• [Supplied data]:
— BEGIN —

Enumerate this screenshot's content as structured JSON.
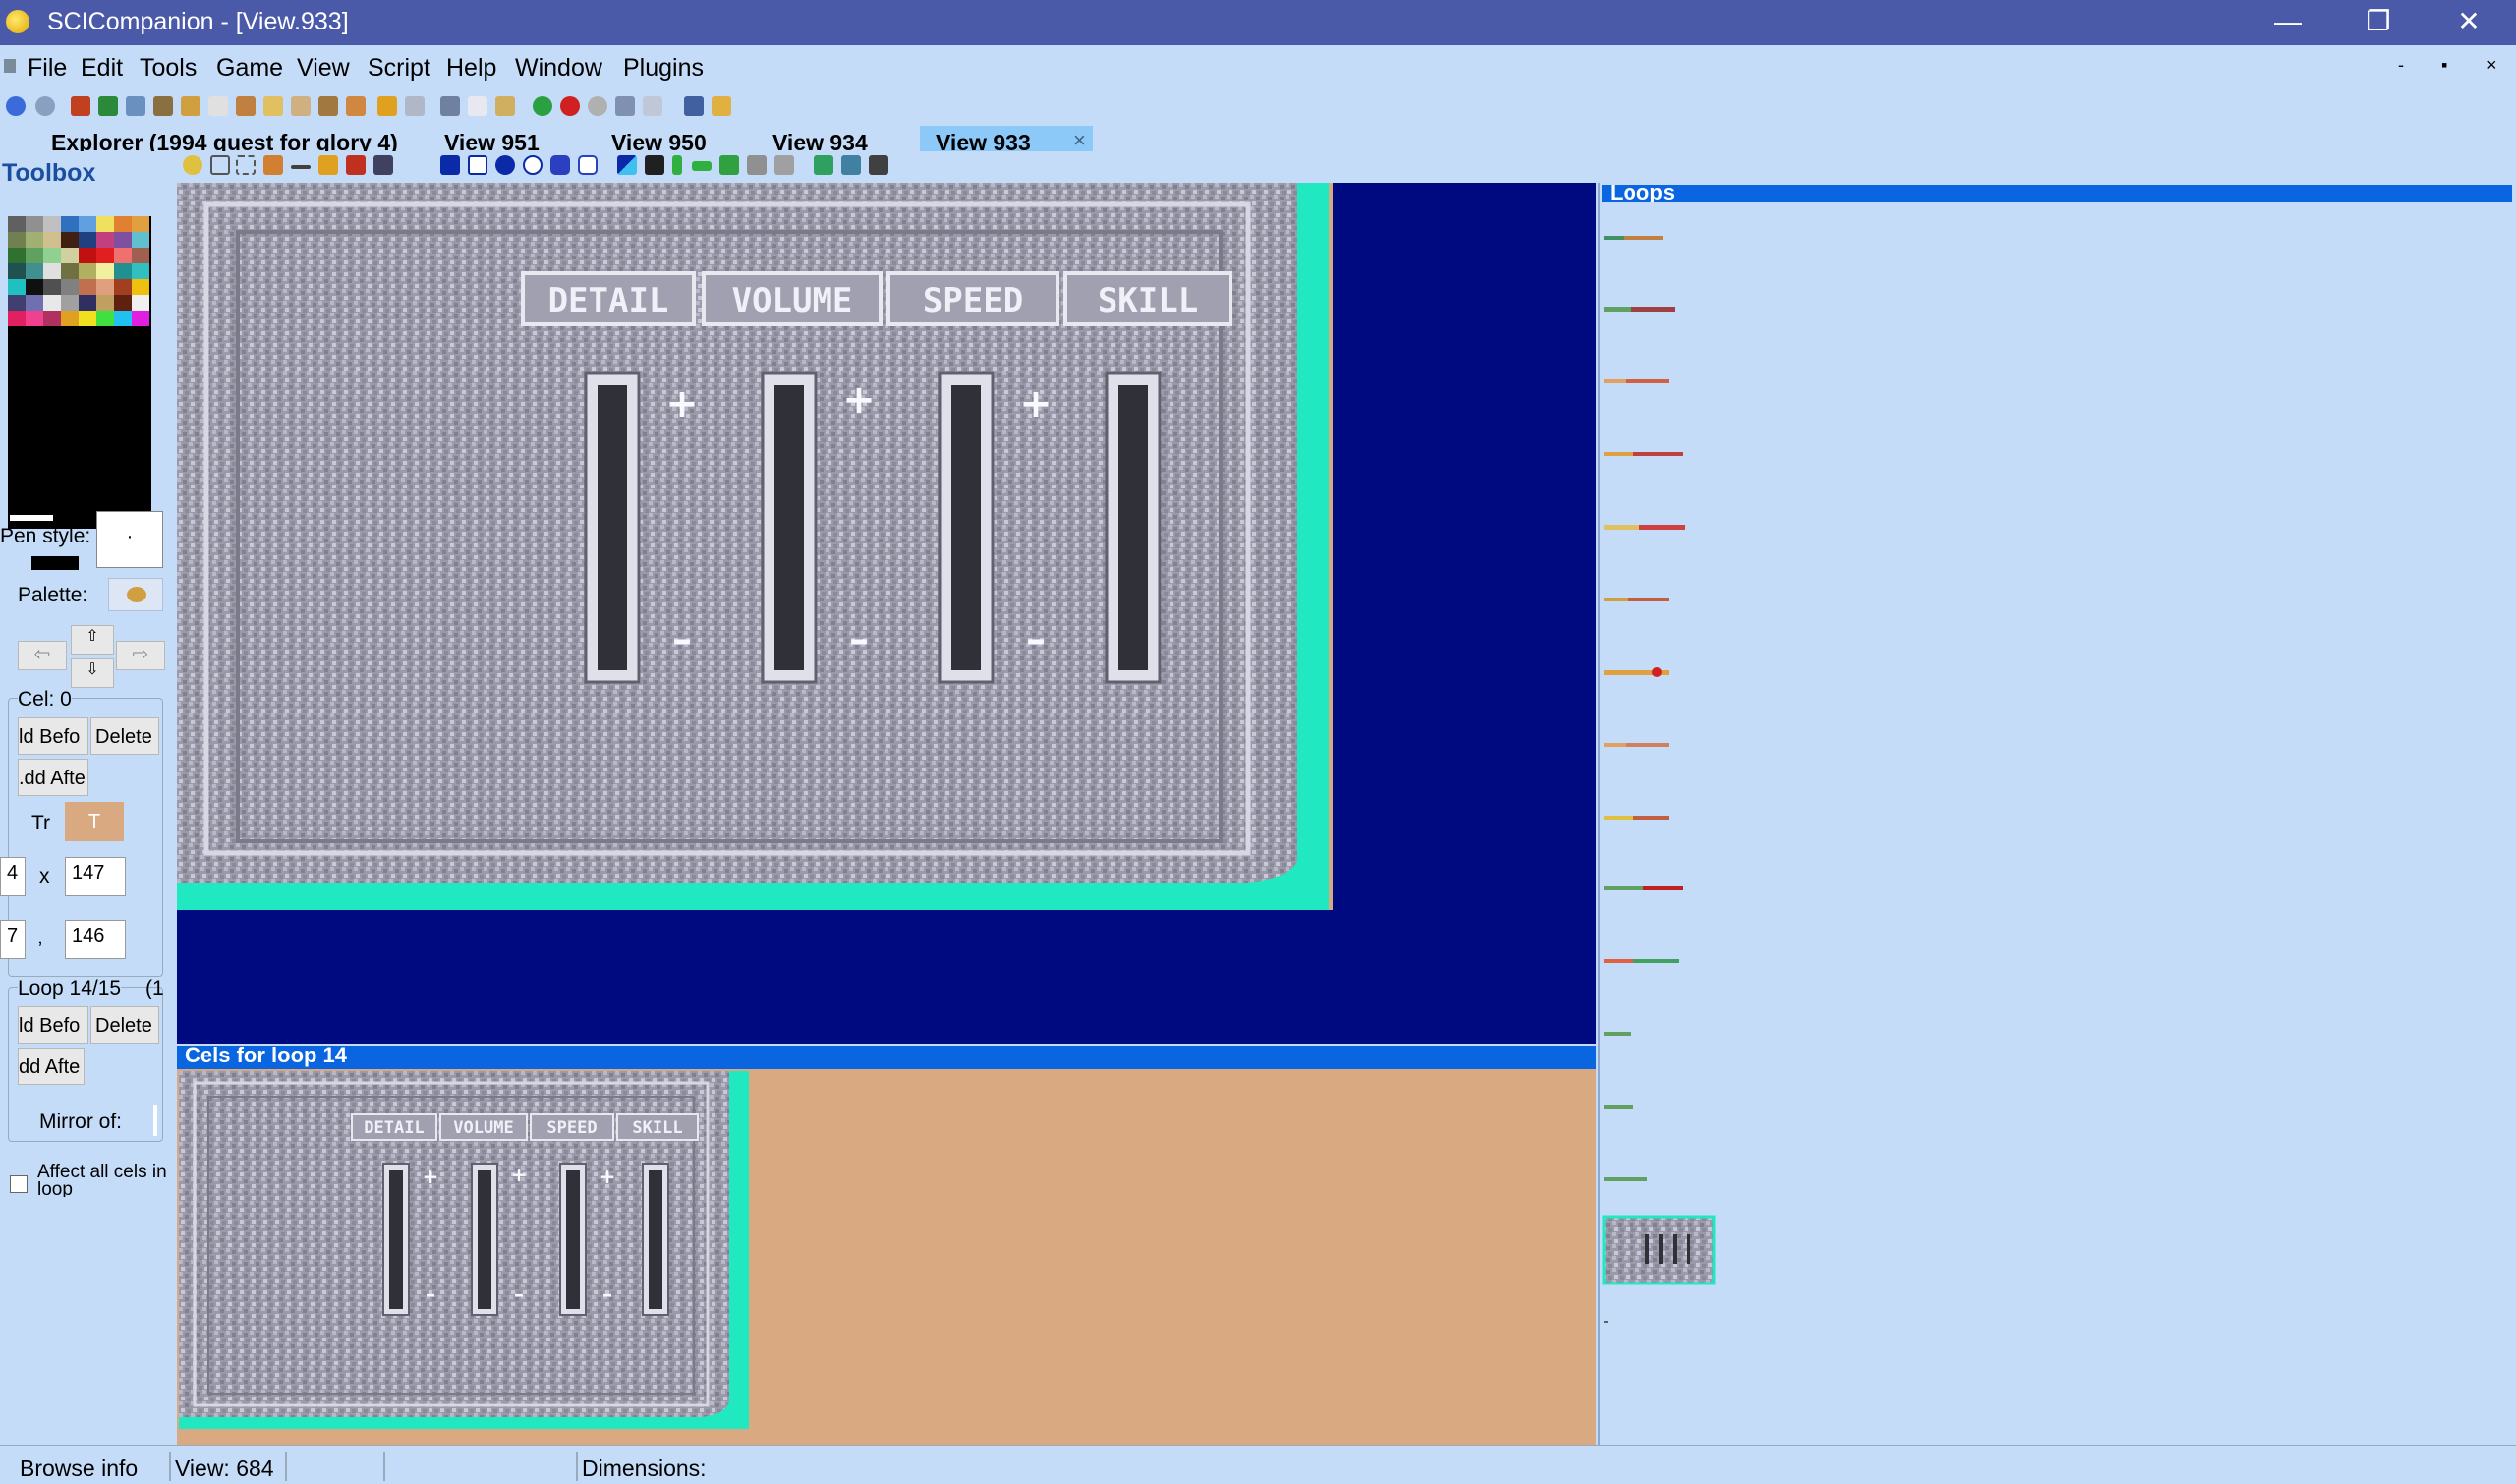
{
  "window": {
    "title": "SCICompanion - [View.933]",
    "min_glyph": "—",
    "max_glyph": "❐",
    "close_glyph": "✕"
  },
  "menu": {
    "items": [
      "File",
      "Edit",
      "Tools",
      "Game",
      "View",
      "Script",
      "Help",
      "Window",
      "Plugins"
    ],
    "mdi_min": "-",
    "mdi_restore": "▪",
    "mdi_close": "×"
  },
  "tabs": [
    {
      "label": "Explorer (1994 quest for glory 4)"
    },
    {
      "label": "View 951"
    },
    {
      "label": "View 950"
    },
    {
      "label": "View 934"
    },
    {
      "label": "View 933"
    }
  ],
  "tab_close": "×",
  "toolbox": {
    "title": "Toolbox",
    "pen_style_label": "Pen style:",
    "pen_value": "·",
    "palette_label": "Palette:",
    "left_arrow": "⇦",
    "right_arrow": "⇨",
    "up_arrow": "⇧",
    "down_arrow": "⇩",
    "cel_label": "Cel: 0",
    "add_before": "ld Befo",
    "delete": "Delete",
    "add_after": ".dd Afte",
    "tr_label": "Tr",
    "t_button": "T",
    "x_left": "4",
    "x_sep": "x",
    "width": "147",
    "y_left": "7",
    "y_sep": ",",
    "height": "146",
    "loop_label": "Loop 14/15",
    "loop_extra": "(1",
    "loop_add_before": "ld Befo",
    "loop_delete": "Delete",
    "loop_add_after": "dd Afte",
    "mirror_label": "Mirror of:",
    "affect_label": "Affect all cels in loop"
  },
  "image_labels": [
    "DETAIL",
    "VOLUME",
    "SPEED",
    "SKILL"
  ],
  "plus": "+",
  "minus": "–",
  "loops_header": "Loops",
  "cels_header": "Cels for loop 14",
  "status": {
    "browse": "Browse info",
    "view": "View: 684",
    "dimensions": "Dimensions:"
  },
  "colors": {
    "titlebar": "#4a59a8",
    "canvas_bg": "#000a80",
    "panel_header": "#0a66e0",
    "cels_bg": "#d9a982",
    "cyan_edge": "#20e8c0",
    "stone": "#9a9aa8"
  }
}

— END —

• [Work to complete]:
Retype the whole listing exactly and leave the pictures out.

• [Reply to the exercise]:
Enumerate this screenshot's content as structured JSON.
{
  "window": {
    "title": "SCICompanion - [View.933]",
    "min_glyph": "—",
    "max_glyph": "❐",
    "close_glyph": "✕"
  },
  "menu": {
    "items": [
      "File",
      "Edit",
      "Tools",
      "Game",
      "View",
      "Script",
      "Help",
      "Window",
      "Plugins"
    ],
    "mdi_min": "-",
    "mdi_restore": "▪",
    "mdi_close": "×"
  },
  "tabs": [
    {
      "label": "Explorer (1994 quest for glory 4)"
    },
    {
      "label": "View 951"
    },
    {
      "label": "View 950"
    },
    {
      "label": "View 934"
    },
    {
      "label": "View 933"
    }
  ],
  "tab_close": "×",
  "toolbox": {
    "title": "Toolbox",
    "pen_style_label": "Pen style:",
    "pen_value": "·",
    "palette_label": "Palette:",
    "left_arrow": "⇦",
    "right_arrow": "⇨",
    "up_arrow": "⇧",
    "down_arrow": "⇩",
    "cel_label": "Cel: 0",
    "add_before": "ld Befo",
    "delete": "Delete",
    "add_after": ".dd Afte",
    "tr_label": "Tr",
    "t_button": "T",
    "x_left": "4",
    "x_sep": "x",
    "width": "147",
    "y_left": "7",
    "y_sep": ",",
    "height": "146",
    "loop_label": "Loop 14/15",
    "loop_extra": "(1",
    "loop_add_before": "ld Befo",
    "loop_delete": "Delete",
    "loop_add_after": "dd Afte",
    "mirror_label": "Mirror of:",
    "affect_label": "Affect all cels in loop"
  },
  "image_labels": [
    "DETAIL",
    "VOLUME",
    "SPEED",
    "SKILL"
  ],
  "plus": "+",
  "minus": "–",
  "loops_header": "Loops",
  "cels_header": "Cels for loop 14",
  "status": {
    "browse": "Browse info",
    "view": "View: 684",
    "dimensions": "Dimensions:"
  },
  "colors": {
    "titlebar": "#4a59a8",
    "canvas_bg": "#000a80",
    "panel_header": "#0a66e0",
    "cels_bg": "#d9a982",
    "cyan_edge": "#20e8c0",
    "stone": "#9a9aa8"
  }
}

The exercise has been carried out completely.